■ Your objective ■
Update the lines below by changing "Unmanned Vehicles" to "Autonomous Vehicles" wherever it appears, and leave everything else unchanged.

■ Data for this exercise ■
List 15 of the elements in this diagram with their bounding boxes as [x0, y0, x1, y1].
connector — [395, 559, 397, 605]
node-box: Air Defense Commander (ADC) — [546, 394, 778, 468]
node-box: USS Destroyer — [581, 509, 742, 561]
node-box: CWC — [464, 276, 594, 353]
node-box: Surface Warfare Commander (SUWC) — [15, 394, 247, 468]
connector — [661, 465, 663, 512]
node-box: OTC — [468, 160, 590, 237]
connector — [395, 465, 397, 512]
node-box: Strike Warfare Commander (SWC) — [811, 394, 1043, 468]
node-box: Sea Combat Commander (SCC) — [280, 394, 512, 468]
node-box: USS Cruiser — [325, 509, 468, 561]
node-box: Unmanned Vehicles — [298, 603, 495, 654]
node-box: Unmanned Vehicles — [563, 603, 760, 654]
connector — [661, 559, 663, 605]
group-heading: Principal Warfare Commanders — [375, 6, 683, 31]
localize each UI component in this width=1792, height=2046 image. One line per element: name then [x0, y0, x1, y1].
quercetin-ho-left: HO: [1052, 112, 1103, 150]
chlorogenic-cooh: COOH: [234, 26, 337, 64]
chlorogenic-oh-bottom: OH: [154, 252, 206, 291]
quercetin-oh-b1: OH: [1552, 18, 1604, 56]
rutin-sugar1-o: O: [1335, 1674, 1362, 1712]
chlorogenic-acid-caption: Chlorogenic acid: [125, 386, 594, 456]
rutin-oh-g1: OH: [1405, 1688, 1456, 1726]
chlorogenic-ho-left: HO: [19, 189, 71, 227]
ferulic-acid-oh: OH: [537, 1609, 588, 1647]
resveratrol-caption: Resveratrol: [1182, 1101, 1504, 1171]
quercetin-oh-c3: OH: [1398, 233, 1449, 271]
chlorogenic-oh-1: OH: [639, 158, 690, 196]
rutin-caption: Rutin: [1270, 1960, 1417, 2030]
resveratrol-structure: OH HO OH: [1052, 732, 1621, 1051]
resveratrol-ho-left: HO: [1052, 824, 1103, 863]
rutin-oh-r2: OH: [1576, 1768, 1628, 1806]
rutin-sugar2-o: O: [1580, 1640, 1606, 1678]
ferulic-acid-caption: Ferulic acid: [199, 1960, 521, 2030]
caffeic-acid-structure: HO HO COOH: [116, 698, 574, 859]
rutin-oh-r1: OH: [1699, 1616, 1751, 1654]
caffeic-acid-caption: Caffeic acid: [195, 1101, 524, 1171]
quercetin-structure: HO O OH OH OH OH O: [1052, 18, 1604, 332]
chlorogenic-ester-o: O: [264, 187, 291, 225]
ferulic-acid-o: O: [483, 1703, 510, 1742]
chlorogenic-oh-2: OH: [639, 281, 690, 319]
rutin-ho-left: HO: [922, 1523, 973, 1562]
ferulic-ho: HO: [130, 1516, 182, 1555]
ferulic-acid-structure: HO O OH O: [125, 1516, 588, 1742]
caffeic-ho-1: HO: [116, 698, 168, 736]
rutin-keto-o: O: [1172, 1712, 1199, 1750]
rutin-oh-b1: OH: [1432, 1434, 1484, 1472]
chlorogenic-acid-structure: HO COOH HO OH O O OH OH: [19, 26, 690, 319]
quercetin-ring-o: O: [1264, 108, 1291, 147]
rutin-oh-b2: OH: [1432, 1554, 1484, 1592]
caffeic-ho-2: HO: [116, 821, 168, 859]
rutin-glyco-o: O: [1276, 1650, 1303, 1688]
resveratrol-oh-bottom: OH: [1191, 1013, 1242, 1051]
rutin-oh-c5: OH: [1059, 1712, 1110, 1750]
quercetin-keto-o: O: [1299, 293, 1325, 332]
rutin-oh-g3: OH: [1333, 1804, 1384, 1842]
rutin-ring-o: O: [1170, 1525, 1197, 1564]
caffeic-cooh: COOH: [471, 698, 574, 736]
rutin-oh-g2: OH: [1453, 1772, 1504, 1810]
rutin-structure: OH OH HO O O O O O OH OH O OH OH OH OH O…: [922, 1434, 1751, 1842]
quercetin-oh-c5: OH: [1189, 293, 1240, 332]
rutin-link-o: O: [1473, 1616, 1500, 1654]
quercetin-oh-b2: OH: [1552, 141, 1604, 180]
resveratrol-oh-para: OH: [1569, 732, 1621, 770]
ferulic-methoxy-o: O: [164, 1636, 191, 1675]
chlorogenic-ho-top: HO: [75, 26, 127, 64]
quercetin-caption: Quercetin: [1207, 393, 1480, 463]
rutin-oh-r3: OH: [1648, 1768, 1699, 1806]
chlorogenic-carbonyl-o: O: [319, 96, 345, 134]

■ Task answer ■
List 15 of the elements in this diagram with their bounding boxes as [x0, y0, x1, y1].
connector — [395, 559, 397, 605]
node-box: Air Defense Commander (ADC) — [546, 394, 778, 468]
node-box: USS Destroyer — [581, 509, 742, 561]
node-box: CWC — [464, 276, 594, 353]
node-box: Surface Warfare Commander (SUWC) — [15, 394, 247, 468]
connector — [661, 465, 663, 512]
node-box: OTC — [468, 160, 590, 237]
connector — [395, 465, 397, 512]
node-box: Strike Warfare Commander (SWC) — [811, 394, 1043, 468]
node-box: Sea Combat Commander (SCC) — [280, 394, 512, 468]
node-box: USS Cruiser — [325, 509, 468, 561]
node-box: Autonomous Vehicles — [298, 603, 495, 654]
node-box: Autonomous Vehicles — [563, 603, 760, 654]
connector — [661, 559, 663, 605]
group-heading: Principal Warfare Commanders — [375, 6, 683, 31]
localize each UI component in this width=1792, height=2046 image. One line per element: name then [x0, y0, x1, y1].
quercetin-ho-left: HO: [1052, 112, 1103, 150]
chlorogenic-cooh: COOH: [234, 26, 337, 64]
chlorogenic-oh-bottom: OH: [154, 252, 206, 291]
quercetin-oh-b1: OH: [1552, 18, 1604, 56]
rutin-sugar1-o: O: [1335, 1674, 1362, 1712]
chlorogenic-acid-caption: Chlorogenic acid: [125, 386, 594, 456]
rutin-oh-g1: OH: [1405, 1688, 1456, 1726]
chlorogenic-ho-left: HO: [19, 189, 71, 227]
ferulic-acid-oh: OH: [537, 1609, 588, 1647]
resveratrol-caption: Resveratrol: [1182, 1101, 1504, 1171]
quercetin-oh-c3: OH: [1398, 233, 1449, 271]
chlorogenic-oh-1: OH: [639, 158, 690, 196]
rutin-caption: Rutin: [1270, 1960, 1417, 2030]
resveratrol-structure: OH HO OH: [1052, 732, 1621, 1051]
resveratrol-ho-left: HO: [1052, 824, 1103, 863]
rutin-oh-r2: OH: [1576, 1768, 1628, 1806]
rutin-sugar2-o: O: [1580, 1640, 1606, 1678]
ferulic-acid-caption: Ferulic acid: [199, 1960, 521, 2030]
caffeic-acid-structure: HO HO COOH: [116, 698, 574, 859]
rutin-oh-r1: OH: [1699, 1616, 1751, 1654]
caffeic-acid-caption: Caffeic acid: [195, 1101, 524, 1171]
quercetin-structure: HO O OH OH OH OH O: [1052, 18, 1604, 332]
chlorogenic-ester-o: O: [264, 187, 291, 225]
ferulic-acid-o: O: [483, 1703, 510, 1742]
chlorogenic-oh-2: OH: [639, 281, 690, 319]
rutin-ho-left: HO: [922, 1523, 973, 1562]
ferulic-ho: HO: [130, 1516, 182, 1555]
ferulic-acid-structure: HO O OH O: [125, 1516, 588, 1742]
caffeic-ho-1: HO: [116, 698, 168, 736]
rutin-keto-o: O: [1172, 1712, 1199, 1750]
rutin-oh-b1: OH: [1432, 1434, 1484, 1472]
chlorogenic-acid-structure: HO COOH HO OH O O OH OH: [19, 26, 690, 319]
quercetin-ring-o: O: [1264, 108, 1291, 147]
rutin-oh-b2: OH: [1432, 1554, 1484, 1592]
caffeic-ho-2: HO: [116, 821, 168, 859]
rutin-glyco-o: O: [1276, 1650, 1303, 1688]
resveratrol-oh-bottom: OH: [1191, 1013, 1242, 1051]
rutin-oh-c5: OH: [1059, 1712, 1110, 1750]
quercetin-keto-o: O: [1299, 293, 1325, 332]
rutin-oh-g3: OH: [1333, 1804, 1384, 1842]
rutin-ring-o: O: [1170, 1525, 1197, 1564]
caffeic-cooh: COOH: [471, 698, 574, 736]
rutin-oh-g2: OH: [1453, 1772, 1504, 1810]
rutin-structure: OH OH HO O O O O O OH OH O OH OH OH OH O…: [922, 1434, 1751, 1842]
quercetin-oh-c5: OH: [1189, 293, 1240, 332]
rutin-link-o: O: [1473, 1616, 1500, 1654]
quercetin-oh-b2: OH: [1552, 141, 1604, 180]
resveratrol-oh-para: OH: [1569, 732, 1621, 770]
ferulic-methoxy-o: O: [164, 1636, 191, 1675]
chlorogenic-ho-top: HO: [75, 26, 127, 64]
quercetin-caption: Quercetin: [1207, 393, 1480, 463]
rutin-oh-r3: OH: [1648, 1768, 1699, 1806]
chlorogenic-carbonyl-o: O: [319, 96, 345, 134]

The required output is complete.